* Sfida A
Riscrivi il brano del testo sul Festival del Romance Italiano che si apre con le parole contenenti "Ideata e organizzata" e si chiude con "del Romance Italiano?", sostituendo "Assago" con "Rho".

Affiatati, preparati, affidabili. E non volevo perdere l’opportunità di vivere l’evento attraverso i loro occhi!

Ideata e organizzata dal blog letterario Il Rumore dei Libri in collaborazione con Kinetic Vibe la kermesse culturale ha avuto luogo all’interno della Gallery del Forum di Assago a Milano domenica 13 marzo 2022. Cuore del festival, riscoprire il fascino e la piacevolezza del romance italiano creando un forte legame tra autori e lettori.

Oltre 100 le presenze tra scrittori editi da importanti case editrici e nomi noti del self-publishing. Case editrici, un libraio, esperti del settore editoriale, giornalisti; e ancora blogger, youtuber, grafici, agenti letterari. Un ricco panorama a 360°!

Cos’è per Accademia della Scrittura il Festival del Romance Italiano?

[risponde Ileana Cavurina] Per l’Accademia della scrittura una manifestazione come il Festival del Romance Italiano è prima di tutto un luogo di incontro. Dopo lo strano periodo che abbiamo vissuto, la possibilità di vedersi di persona ha amplificato ancora di più la voglia di contatto. Come noi, lettori, editori e altri professionisti del settore hanno avuto la splendida opportunità di conoscersi, rivedersi e anche, magari, di stringere nuove collaborazioni. Per una realtà come la nostra, questo tipo di approccio è un valore aggiunto alle attività che proponiamo e quindi ben vengano eventi come quello appena passato.

* Informazioni estratte
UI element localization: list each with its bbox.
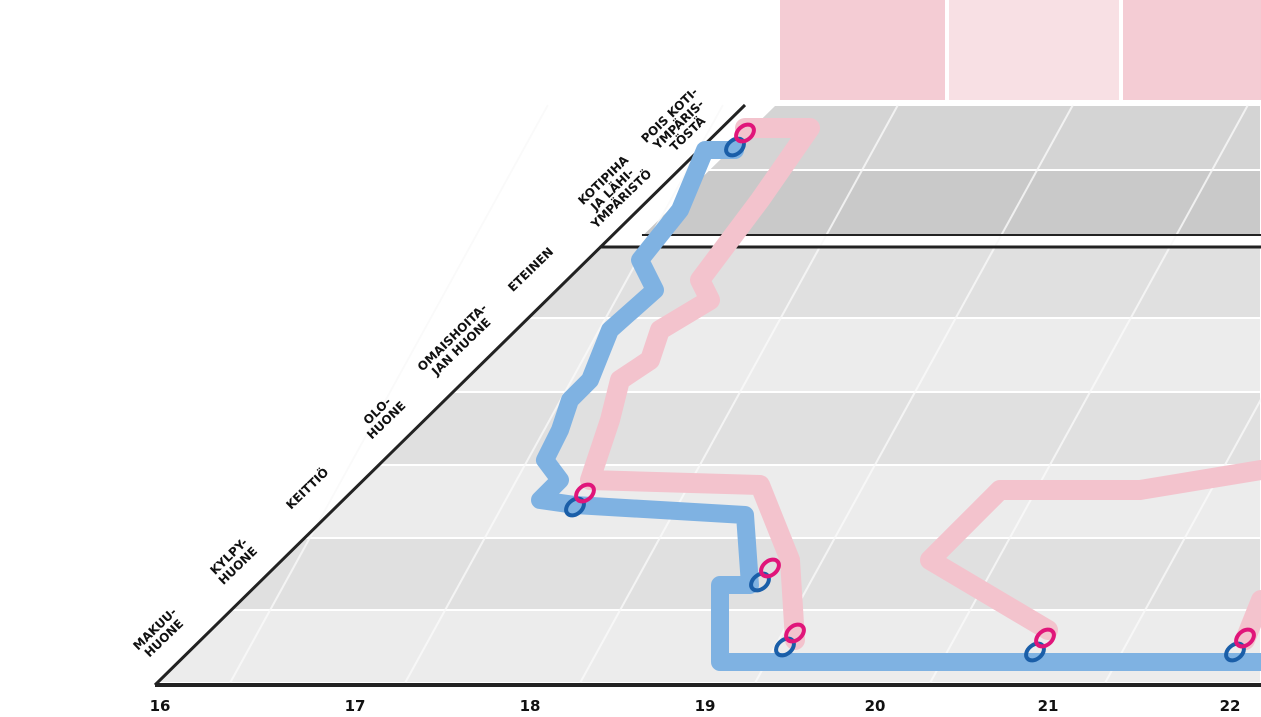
room-label-line: ETEINEN [505, 245, 556, 295]
lane [152, 609, 1261, 684]
hour-label: 22 [1220, 697, 1241, 715]
hour-label: 21 [1038, 697, 1059, 715]
hour-label: 16 [150, 697, 171, 715]
link-pink [784, 622, 806, 644]
room-label-line: KEITTIÖ [283, 464, 332, 512]
stripe [1104, 397, 1261, 684]
room-label: KYLPY-HUONE [207, 535, 260, 588]
edge [153, 103, 747, 687]
pink-path [580, 118, 1261, 650]
header-block [780, 0, 945, 100]
header-block [949, 0, 1119, 100]
link-pink [734, 122, 756, 144]
room-label: ETEINEN [505, 245, 556, 295]
hour-label: 18 [520, 697, 541, 715]
room-label: KOTIPIHAJA LÄHI-YMPÄRISTÖ [570, 148, 655, 232]
stripe [579, 104, 899, 684]
room-label: MAKUU-HUONE [130, 605, 188, 662]
lane [449, 317, 1261, 393]
header-block [1123, 0, 1261, 100]
link-pink [1034, 627, 1056, 649]
paths [531, 118, 1261, 671]
hour-label: 20 [865, 697, 886, 715]
hour-label: 19 [695, 697, 716, 715]
lane [374, 391, 1261, 466]
stripe [229, 104, 549, 684]
link-pink [759, 557, 781, 579]
link-pink [1234, 627, 1256, 649]
link-pink [574, 482, 596, 504]
hour-label: 17 [345, 697, 366, 715]
room-label: KEITTIÖ [283, 464, 332, 512]
floor [152, 103, 1261, 687]
stripe [754, 104, 1074, 684]
room-label: OLO-HUONE [355, 389, 408, 442]
blue-path [531, 141, 1261, 671]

* Sfida B
Determina quante righe contengono la stringa "KEITTIÖ", distinguendo tra maiuscole e minuscole, e rispondi con il solo numero.

* Output completo A
Ideata e organizzata dal blog letterario Il Rumore dei Libri in collaborazione con Kinetic Vibe la kermesse culturale ha avuto luogo all’interno della Gallery del Forum di Rho a Milano domenica 13 marzo 2022. Cuore del festival, riscoprire il fascino e la piacevolezza del romance italiano creando un forte legame tra autori e lettori.

Oltre 100 le presenze tra scrittori editi da importanti case editrici e nomi noti del self-publishing. Case editrici, un libraio, esperti del settore editoriale, giornalisti; e ancora blogger, youtuber, grafici, agenti letterari. Un ricco panorama a 360°!

Cos’è per Accademia della Scrittura il Festival del Romance Italiano?

* Output completo B
2